- **Work to do**
Convert the entries into a numbered list, omitting any blank lines, beginning with the first line of the entries and continuing through the line containing "pixel-grid-4 bbox=[1604, 134, 1987, 517]".

Layout records:
◇ ◇ ◇ ◇ ◇ ◇ ◇

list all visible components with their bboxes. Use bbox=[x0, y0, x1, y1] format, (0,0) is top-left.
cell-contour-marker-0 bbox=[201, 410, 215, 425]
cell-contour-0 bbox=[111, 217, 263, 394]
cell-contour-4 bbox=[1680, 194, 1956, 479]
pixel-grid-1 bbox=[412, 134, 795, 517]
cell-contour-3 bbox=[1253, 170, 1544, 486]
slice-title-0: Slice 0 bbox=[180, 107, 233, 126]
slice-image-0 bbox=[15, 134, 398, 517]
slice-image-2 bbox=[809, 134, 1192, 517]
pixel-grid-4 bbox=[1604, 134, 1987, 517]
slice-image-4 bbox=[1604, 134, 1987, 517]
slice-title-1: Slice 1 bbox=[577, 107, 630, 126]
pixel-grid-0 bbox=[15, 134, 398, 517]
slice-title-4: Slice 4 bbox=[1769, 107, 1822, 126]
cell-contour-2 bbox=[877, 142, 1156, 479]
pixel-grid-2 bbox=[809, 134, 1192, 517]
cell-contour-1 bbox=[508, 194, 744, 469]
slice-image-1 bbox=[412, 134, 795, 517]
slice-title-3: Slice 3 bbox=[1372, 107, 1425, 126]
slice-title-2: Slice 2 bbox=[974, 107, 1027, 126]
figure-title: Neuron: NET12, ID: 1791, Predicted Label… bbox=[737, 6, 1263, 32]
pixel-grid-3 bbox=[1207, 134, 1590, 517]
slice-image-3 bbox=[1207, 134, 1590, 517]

◇ ◇ ◇ ◇ ◇ ◇ ◇

- **Answer below**
1. list all visible components with their bboxes. Use bbox=[x0, y0, x1, y1] format, (0,0) is top-left.
2. cell-contour-marker-0 bbox=[201, 410, 215, 425]
3. cell-contour-0 bbox=[111, 217, 263, 394]
4. cell-contour-4 bbox=[1680, 194, 1956, 479]
5. pixel-grid-1 bbox=[412, 134, 795, 517]
6. cell-contour-3 bbox=[1253, 170, 1544, 486]
7. slice-title-0: Slice 0 bbox=[180, 107, 233, 126]
8. slice-image-0 bbox=[15, 134, 398, 517]
9. slice-image-2 bbox=[809, 134, 1192, 517]
10. pixel-grid-4 bbox=[1604, 134, 1987, 517]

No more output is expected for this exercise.